§ Set exercise
Within the records below, find each line that holds the string "settings", then copy it.

==========

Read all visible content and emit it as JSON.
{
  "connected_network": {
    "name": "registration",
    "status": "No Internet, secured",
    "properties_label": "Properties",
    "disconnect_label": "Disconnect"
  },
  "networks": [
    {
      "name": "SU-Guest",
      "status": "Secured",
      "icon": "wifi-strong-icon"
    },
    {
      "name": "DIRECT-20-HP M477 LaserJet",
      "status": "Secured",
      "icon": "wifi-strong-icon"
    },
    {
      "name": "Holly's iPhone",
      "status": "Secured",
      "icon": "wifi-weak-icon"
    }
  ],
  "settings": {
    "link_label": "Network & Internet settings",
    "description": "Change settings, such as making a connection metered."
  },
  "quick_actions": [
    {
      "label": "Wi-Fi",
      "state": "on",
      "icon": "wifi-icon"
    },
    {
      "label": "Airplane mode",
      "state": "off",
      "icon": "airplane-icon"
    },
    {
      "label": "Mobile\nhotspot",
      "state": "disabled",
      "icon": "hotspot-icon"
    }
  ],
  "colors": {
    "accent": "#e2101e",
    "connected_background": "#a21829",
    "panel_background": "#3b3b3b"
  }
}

==========

§ Answer to this problem
  "settings": {
    "link_label": "Network & Internet settings",
    "description": "Change settings, such as making a connection metered."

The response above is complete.